(Extracted entries)
------------------------------------------------

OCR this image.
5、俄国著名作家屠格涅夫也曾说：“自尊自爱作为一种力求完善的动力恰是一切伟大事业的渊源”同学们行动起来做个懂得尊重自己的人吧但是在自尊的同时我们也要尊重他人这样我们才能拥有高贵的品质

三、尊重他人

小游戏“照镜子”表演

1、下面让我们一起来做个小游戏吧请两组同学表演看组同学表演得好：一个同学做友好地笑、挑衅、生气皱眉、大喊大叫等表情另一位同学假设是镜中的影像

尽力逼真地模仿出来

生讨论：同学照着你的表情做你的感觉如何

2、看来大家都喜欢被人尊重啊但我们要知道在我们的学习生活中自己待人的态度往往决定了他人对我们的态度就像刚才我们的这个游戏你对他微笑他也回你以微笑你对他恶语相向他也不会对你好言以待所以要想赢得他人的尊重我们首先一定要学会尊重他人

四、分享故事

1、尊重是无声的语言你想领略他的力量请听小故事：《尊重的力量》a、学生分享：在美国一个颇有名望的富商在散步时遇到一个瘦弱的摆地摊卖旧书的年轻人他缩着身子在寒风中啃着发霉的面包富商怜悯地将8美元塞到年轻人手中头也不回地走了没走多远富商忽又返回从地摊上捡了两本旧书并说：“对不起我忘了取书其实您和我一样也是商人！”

------------------------------------------------

Copy out all of the records above with nothing altered.

OCR this image.
5、俄国著名作家屠格涅夫也曾说：“自尊自爱作为一种力求完善的动力恰是一切伟大事业的渊源”同学们行动起来做个懂得尊重自己的人吧但是在自尊的同时我们也要尊重他人这样我们才能拥有高贵的品质

三、尊重他人

小游戏“照镜子”表演

1、下面让我们一起来做个小游戏吧请两组同学表演看组同学表演得好：一个同学做友好地笑、挑衅、生气皱眉、大喊大叫等表情另一位同学假设是镜中的影像

尽力逼真地模仿出来

生讨论：同学照着你的表情做你的感觉如何

2、看来大家都喜欢被人尊重啊但我们要知道在我们的学习生活中自己待人的态度往往决定了他人对我们的态度就像刚才我们的这个游戏你对他微笑他也回你以微笑你对他恶语相向他也不会对你好言以待所以要想赢得他人的尊重我们首先一定要学会尊重他人

四、分享故事

1、尊重是无声的语言你想领略他的力量请听小故事：《尊重的力量》a、学生分享：在美国一个颇有名望的富商在散步时遇到一个瘦弱的摆地摊卖旧书的年轻人他缩着身子在寒风中啃着发霉的面包富商怜悯地将8美元塞到年轻人手中头也不回地走了没走多远富商忽又返回从地摊上捡了两本旧书并说：“对不起我忘了取书其实您和我一样也是商人！”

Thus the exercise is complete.